Seitenauszug:
= = = =

EZB: Draghi warnt vor Konjunkturrisiken und betont Handlungsbereitschaft - Nord LB Kolumne

Die Europäische Zentralbank (EZB) hat auf ihrer heutigen Sitzung keine neuen Maßnahmen beschlossen. Erst zum Jahreswechsel hatte die Notenbank mit dem Auslaufen der Nettoankäufe im Rahmen des EAPP das größte geldpolitische Experiment ihrer Geschichte beendet. Neue Entscheidungen waren auch losgelöst von dem eingetrübten gesamtwirtschaftlichen Umfeld auf der heutigen Sitzung daher nicht zu erwarten. Die Leitzinsen blieben erwartungsgemäß unangetastet und verharren auf ihren historischen Tiefstständen.

= = = =

Auflistung von Elementen und Bereichen
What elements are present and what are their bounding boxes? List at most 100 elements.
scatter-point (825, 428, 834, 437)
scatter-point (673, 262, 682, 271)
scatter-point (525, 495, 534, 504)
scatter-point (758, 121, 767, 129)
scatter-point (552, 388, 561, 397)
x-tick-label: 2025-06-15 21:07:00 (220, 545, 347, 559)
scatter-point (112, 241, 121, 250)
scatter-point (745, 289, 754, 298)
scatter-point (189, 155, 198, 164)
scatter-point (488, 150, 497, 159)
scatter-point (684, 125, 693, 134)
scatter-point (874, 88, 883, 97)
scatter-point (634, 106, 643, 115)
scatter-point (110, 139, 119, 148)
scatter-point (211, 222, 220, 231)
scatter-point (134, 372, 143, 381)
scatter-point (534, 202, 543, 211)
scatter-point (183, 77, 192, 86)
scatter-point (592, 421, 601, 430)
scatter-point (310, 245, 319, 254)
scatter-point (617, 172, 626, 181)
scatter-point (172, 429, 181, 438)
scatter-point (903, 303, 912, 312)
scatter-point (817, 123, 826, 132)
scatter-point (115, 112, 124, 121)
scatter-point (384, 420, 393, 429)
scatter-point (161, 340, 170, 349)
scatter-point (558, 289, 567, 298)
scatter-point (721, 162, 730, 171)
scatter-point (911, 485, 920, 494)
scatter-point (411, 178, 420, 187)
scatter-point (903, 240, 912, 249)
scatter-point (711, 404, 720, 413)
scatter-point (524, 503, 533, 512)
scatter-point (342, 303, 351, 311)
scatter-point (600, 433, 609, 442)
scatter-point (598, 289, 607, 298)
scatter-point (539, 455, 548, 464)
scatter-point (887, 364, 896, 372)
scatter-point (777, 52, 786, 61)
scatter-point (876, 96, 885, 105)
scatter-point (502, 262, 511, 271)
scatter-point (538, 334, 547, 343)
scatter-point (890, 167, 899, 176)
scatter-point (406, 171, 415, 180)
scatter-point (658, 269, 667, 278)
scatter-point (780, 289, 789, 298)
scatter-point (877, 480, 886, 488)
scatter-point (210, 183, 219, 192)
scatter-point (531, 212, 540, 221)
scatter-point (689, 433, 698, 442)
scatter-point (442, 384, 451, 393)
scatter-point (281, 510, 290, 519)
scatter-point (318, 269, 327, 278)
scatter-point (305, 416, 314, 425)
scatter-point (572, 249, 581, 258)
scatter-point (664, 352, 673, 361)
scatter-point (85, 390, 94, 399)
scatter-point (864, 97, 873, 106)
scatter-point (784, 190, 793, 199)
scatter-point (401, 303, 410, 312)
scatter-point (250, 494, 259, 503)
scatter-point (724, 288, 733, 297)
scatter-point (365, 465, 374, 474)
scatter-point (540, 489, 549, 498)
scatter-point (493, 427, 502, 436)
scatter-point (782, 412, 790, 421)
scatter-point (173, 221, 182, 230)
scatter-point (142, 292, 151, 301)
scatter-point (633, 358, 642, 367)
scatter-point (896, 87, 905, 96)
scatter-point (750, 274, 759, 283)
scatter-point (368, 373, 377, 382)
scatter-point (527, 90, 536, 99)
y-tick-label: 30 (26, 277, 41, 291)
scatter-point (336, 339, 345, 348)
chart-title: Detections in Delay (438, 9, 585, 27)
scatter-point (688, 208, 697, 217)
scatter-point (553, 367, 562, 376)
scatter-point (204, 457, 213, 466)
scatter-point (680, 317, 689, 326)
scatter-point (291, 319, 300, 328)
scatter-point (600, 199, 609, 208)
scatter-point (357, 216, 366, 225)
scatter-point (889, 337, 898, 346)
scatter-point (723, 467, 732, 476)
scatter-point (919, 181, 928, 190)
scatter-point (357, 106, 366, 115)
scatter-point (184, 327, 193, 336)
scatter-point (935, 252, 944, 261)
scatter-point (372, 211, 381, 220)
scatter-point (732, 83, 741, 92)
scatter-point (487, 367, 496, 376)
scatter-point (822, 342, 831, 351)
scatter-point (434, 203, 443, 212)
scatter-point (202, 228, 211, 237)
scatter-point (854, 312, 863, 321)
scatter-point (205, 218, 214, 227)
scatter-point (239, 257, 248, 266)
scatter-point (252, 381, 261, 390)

= = = =

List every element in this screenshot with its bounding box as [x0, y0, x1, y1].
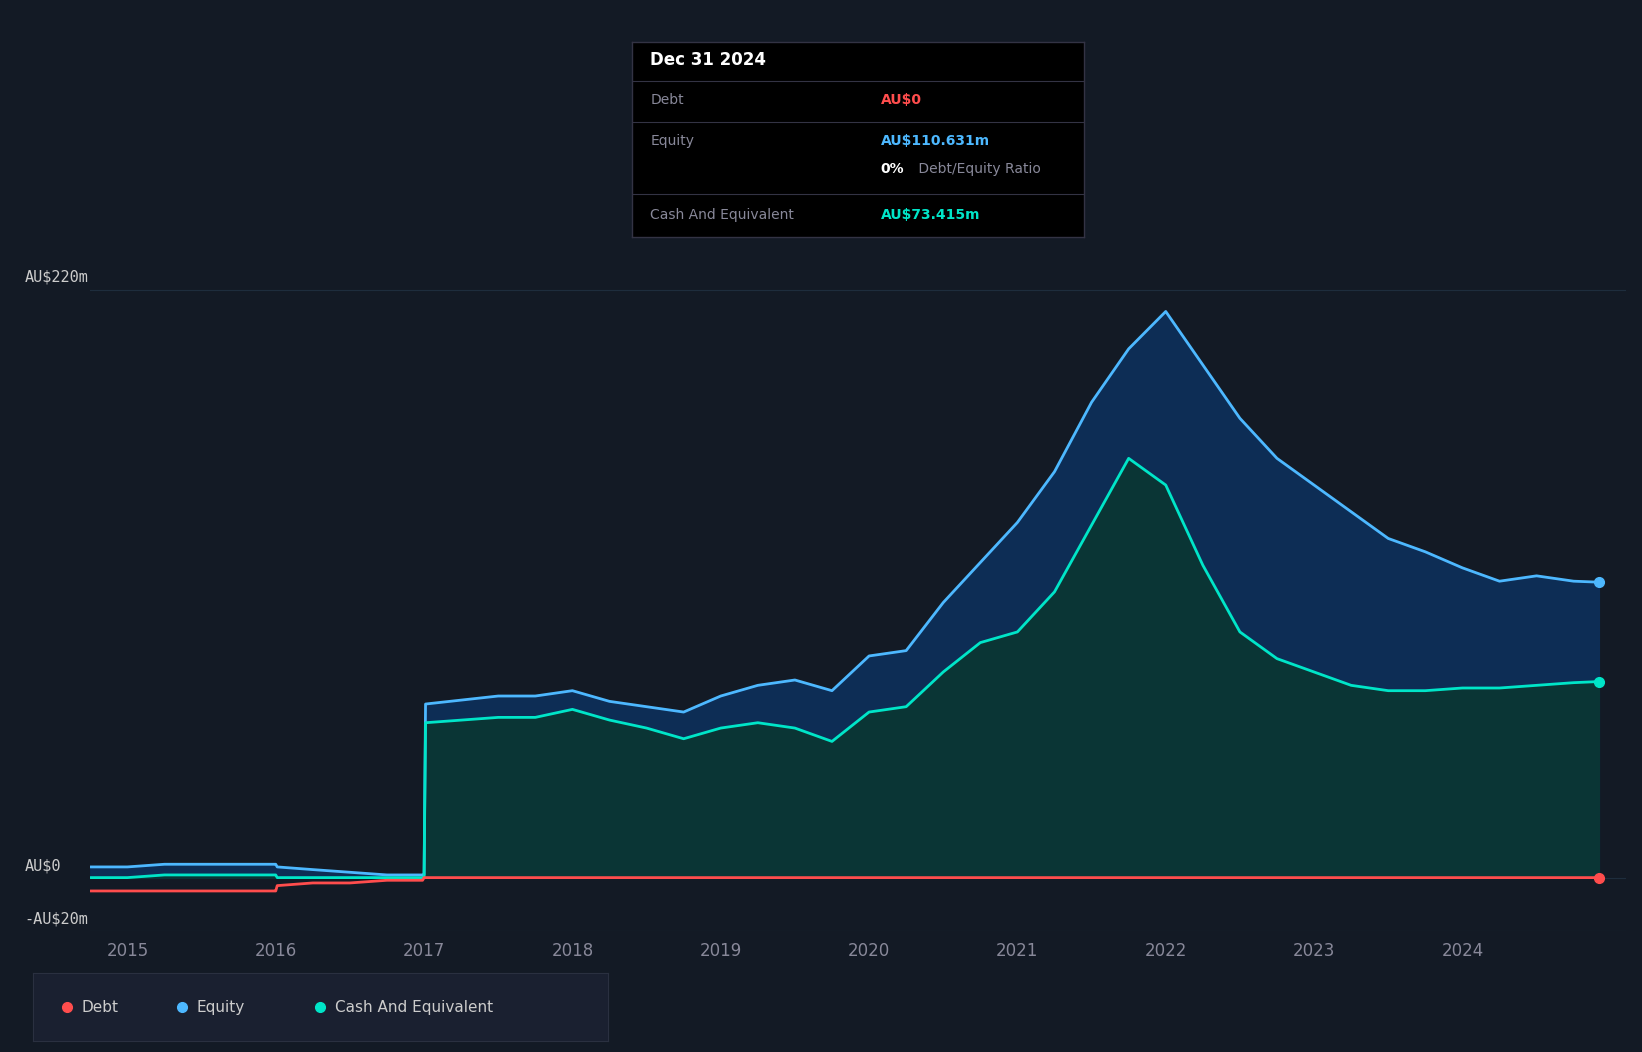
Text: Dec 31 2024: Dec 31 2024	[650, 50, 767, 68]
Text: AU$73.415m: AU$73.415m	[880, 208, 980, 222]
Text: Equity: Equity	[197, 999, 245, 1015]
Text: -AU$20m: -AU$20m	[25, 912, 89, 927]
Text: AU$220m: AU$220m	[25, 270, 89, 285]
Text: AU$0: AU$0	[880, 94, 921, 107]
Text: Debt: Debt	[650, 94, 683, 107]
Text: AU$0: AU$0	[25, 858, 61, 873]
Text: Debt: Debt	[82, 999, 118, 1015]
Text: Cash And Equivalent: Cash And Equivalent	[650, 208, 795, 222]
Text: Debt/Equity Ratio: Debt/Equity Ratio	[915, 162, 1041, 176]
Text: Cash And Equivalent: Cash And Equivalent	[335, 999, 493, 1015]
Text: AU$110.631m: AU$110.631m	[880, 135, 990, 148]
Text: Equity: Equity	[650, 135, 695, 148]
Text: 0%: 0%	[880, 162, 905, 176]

= = = =

Aufgaben:
A. Gib alles aus der EZB-Kolumne von „EZB: Draghi warnt“ bis hinunter zu „ihren historischen Tiefstständen.“ unverändert aus.
B. Führe die EZB-Kolumne im Anschluss an ihren letzten Satz weiter.
Die Daten sind eigenständiges Material und gehören nicht zur EZB-Kolumne.

Gegebene Antworten:
A.
EZB: Draghi warnt vor Konjunkturrisiken und betont Handlungsbereitschaft - Nord LB Kolumne

Die Europäische Zentralbank (EZB) hat auf ihrer heutigen Sitzung keine neuen Maßnahmen beschlossen. Erst zum Jahreswechsel hatte die Notenbank mit dem Auslaufen der Nettoankäufe im Rahmen des EAPP das größte geldpolitische Experiment ihrer Geschichte beendet. Neue Entscheidungen waren auch losgelöst von dem eingetrübten gesamtwirtschaftlichen Umfeld auf der heutigen Sitzung daher nicht zu erwarten. Die Leitzinsen blieben erwartungsgemäß unangetastet und verharren auf ihren historischen Tiefstständen.

B.
Auch die Formulierungen der Forward Guidance mit Blick auf die zukünftige Entwicklung der Leitzinsen und der Reinvestmentpolitik wurden unverändert beibehalten. Somit liegt der früheste Zeitpunkt für eine erste Zinsanhebung des Einlagesatzes weiterhin im vierten Quartal 2019. Die EZB wird zudem aus unserer Sicht mindestens bis ins Jahr 2021 hinein Fälligkeiten aus dem EAPP vollständig reinvestieren. Nun droht sich dieser Zeitplan noch weiter zu verschieben.
Der Fokus der Marktteilnehmer richtete sich daher heute vor allem auf die Einschätzung der EZB zur gesamtwirtschaftlichen Lage sowie insbesondere zu den Risiken für den Wachstums- und Inflationsausblick. Die jüngsten Konjunkturdaten sind durchwachsen bis enttäuschend ausgefallen. Zum Jahresende 2018 dürfte sich das Wachstum in der Eurozone entgegen früheren Erwartungen nicht beschleunigt haben. Damit hat sich die Konjunkturdynamik im zweiten Halbjahr 2018 erheblich verringert. Die heutigen Zahlen von den Markit Einkaufsmanagerindizes für den Berichtsmonat Januar machen zudem wenig Hoffnung auf eine schnelle Belebung in diesem Jahr.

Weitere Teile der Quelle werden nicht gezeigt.